Extracted data entries:
↓

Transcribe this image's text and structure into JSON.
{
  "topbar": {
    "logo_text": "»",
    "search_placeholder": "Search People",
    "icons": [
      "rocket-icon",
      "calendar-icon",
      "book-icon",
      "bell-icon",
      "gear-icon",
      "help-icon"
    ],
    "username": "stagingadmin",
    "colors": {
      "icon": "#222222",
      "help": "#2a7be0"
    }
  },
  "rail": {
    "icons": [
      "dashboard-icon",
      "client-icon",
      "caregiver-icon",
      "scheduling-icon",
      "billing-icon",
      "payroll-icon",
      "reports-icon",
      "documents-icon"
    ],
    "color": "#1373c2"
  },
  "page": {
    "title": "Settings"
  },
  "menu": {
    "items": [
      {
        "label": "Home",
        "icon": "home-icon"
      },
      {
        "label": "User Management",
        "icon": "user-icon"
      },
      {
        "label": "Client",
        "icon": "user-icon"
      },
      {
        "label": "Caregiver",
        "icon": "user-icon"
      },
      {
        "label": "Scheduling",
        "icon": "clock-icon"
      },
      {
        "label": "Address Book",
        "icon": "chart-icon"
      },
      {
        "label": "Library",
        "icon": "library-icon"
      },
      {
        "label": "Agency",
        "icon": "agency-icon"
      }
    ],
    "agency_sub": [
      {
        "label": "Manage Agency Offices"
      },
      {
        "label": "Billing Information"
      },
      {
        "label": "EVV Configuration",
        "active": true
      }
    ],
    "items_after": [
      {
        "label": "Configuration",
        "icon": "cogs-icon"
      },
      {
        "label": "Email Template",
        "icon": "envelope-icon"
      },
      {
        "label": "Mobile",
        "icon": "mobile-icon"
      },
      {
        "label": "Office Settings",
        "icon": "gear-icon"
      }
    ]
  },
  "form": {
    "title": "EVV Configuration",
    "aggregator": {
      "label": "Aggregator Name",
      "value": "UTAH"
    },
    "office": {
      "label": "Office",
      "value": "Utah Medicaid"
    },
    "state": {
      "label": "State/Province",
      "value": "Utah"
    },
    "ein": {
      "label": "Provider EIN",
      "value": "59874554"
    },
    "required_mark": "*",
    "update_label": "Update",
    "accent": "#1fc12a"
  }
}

↑

:: Exercise objective ::
Transcribe each entry precisely, missing none.

:: Result ::
Transcribe this image's text and structure into JSON.
{
  "topbar": {
    "logo_text": "»",
    "search_placeholder": "Search People",
    "icons": [
      "rocket-icon",
      "calendar-icon",
      "book-icon",
      "bell-icon",
      "gear-icon",
      "help-icon"
    ],
    "username": "stagingadmin",
    "colors": {
      "icon": "#222222",
      "help": "#2a7be0"
    }
  },
  "rail": {
    "icons": [
      "dashboard-icon",
      "client-icon",
      "caregiver-icon",
      "scheduling-icon",
      "billing-icon",
      "payroll-icon",
      "reports-icon",
      "documents-icon"
    ],
    "color": "#1373c2"
  },
  "page": {
    "title": "Settings"
  },
  "menu": {
    "items": [
      {
        "label": "Home",
        "icon": "home-icon"
      },
      {
        "label": "User Management",
        "icon": "user-icon"
      },
      {
        "label": "Client",
        "icon": "user-icon"
      },
      {
        "label": "Caregiver",
        "icon": "user-icon"
      },
      {
        "label": "Scheduling",
        "icon": "clock-icon"
      },
      {
        "label": "Address Book",
        "icon": "chart-icon"
      },
      {
        "label": "Library",
        "icon": "library-icon"
      },
      {
        "label": "Agency",
        "icon": "agency-icon"
      }
    ],
    "agency_sub": [
      {
        "label": "Manage Agency Offices"
      },
      {
        "label": "Billing Information"
      },
      {
        "label": "EVV Configuration",
        "active": true
      }
    ],
    "items_after": [
      {
        "label": "Configuration",
        "icon": "cogs-icon"
      },
      {
        "label": "Email Template",
        "icon": "envelope-icon"
      },
      {
        "label": "Mobile",
        "icon": "mobile-icon"
      },
      {
        "label": "Office Settings",
        "icon": "gear-icon"
      }
    ]
  },
  "form": {
    "title": "EVV Configuration",
    "aggregator": {
      "label": "Aggregator Name",
      "value": "UTAH"
    },
    "office": {
      "label": "Office",
      "value": "Utah Medicaid"
    },
    "state": {
      "label": "State/Province",
      "value": "Utah"
    },
    "ein": {
      "label": "Provider EIN",
      "value": "59874554"
    },
    "required_mark": "*",
    "update_label": "Update",
    "accent": "#1fc12a"
  }
}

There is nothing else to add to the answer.